#### Dataset items

◆ ◆ ◆ ◆

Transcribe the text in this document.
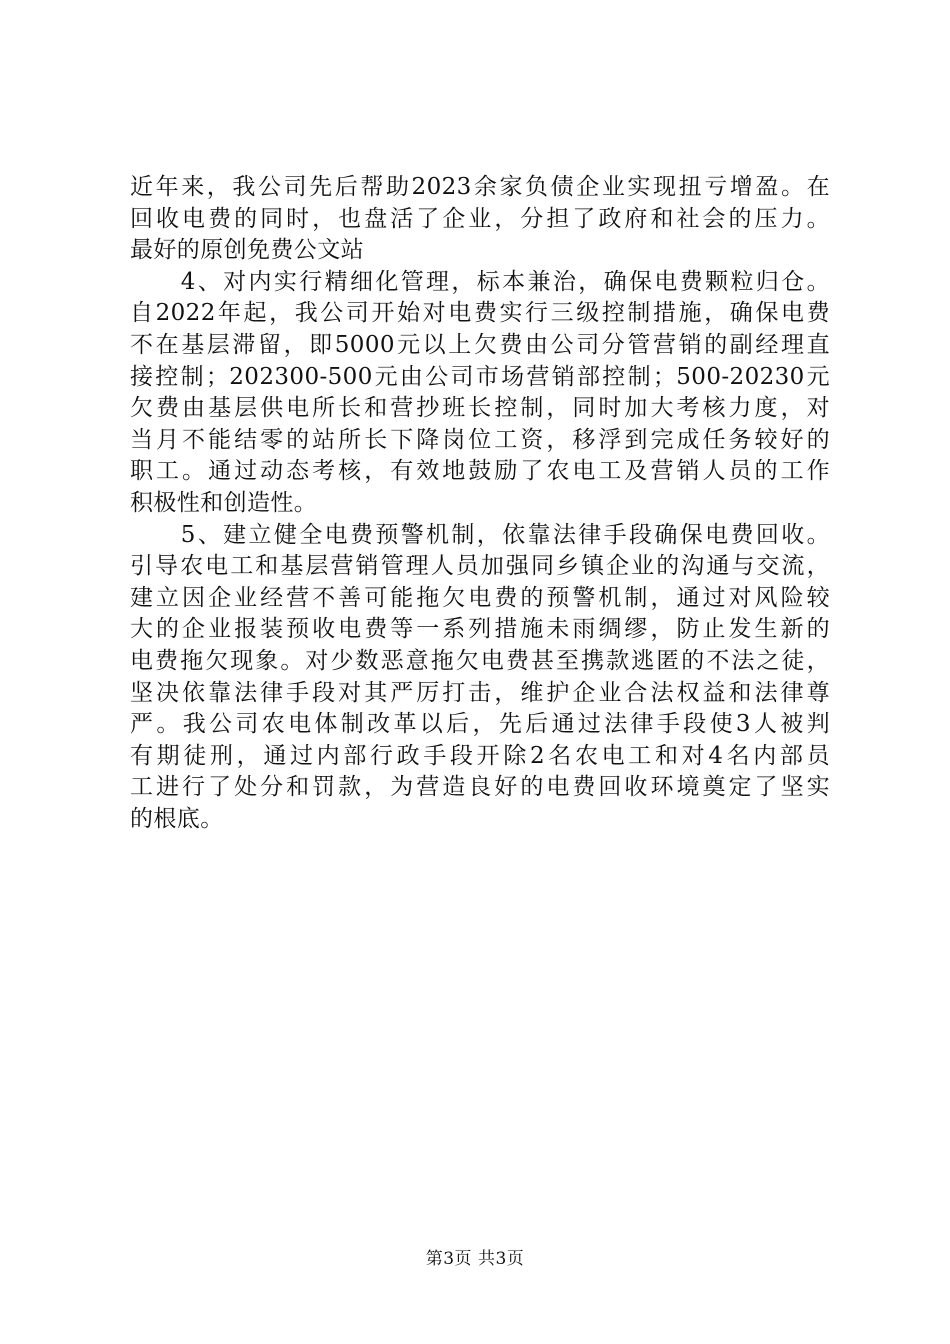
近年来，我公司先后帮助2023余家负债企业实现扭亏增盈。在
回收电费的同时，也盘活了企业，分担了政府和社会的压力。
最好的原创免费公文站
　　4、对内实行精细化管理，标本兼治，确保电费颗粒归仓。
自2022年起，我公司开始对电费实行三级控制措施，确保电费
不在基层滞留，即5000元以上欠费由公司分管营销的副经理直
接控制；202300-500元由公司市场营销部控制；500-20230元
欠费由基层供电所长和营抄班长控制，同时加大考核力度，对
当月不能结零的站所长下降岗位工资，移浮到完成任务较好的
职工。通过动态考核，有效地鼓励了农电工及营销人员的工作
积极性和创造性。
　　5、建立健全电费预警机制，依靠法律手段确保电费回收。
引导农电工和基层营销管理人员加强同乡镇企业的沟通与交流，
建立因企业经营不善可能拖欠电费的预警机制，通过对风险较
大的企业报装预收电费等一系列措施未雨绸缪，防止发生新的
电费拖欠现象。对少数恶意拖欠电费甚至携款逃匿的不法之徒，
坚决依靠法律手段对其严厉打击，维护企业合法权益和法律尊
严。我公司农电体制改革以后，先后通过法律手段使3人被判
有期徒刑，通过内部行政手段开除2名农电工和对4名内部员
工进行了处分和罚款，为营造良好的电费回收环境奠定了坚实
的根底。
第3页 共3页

◆ ◆ ◆ ◆

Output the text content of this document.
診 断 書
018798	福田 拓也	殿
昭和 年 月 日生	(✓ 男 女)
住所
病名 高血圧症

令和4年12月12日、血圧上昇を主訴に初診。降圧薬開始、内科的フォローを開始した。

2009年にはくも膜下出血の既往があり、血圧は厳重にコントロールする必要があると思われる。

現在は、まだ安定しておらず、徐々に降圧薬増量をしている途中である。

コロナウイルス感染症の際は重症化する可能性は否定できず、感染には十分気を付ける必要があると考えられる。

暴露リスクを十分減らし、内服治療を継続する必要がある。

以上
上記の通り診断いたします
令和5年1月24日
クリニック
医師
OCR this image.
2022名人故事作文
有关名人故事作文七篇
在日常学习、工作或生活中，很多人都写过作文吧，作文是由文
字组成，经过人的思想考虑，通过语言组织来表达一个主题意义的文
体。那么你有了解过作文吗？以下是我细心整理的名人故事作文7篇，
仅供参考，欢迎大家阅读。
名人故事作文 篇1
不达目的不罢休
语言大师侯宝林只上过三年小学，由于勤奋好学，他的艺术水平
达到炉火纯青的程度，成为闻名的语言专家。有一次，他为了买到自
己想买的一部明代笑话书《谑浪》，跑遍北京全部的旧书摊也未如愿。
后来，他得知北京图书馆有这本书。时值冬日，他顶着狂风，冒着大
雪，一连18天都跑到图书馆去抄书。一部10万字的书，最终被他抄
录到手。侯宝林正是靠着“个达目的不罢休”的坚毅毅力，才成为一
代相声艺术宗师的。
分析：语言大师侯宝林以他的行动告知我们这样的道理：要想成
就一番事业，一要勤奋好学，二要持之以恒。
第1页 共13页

◆ ◆ ◆ ◆

#### WRITTEN PROBLEM
Find the lines with the string "text" and reproduce them.

#### FULL SOLUTION
Transcribe the text in this document.
Output the text content of this document.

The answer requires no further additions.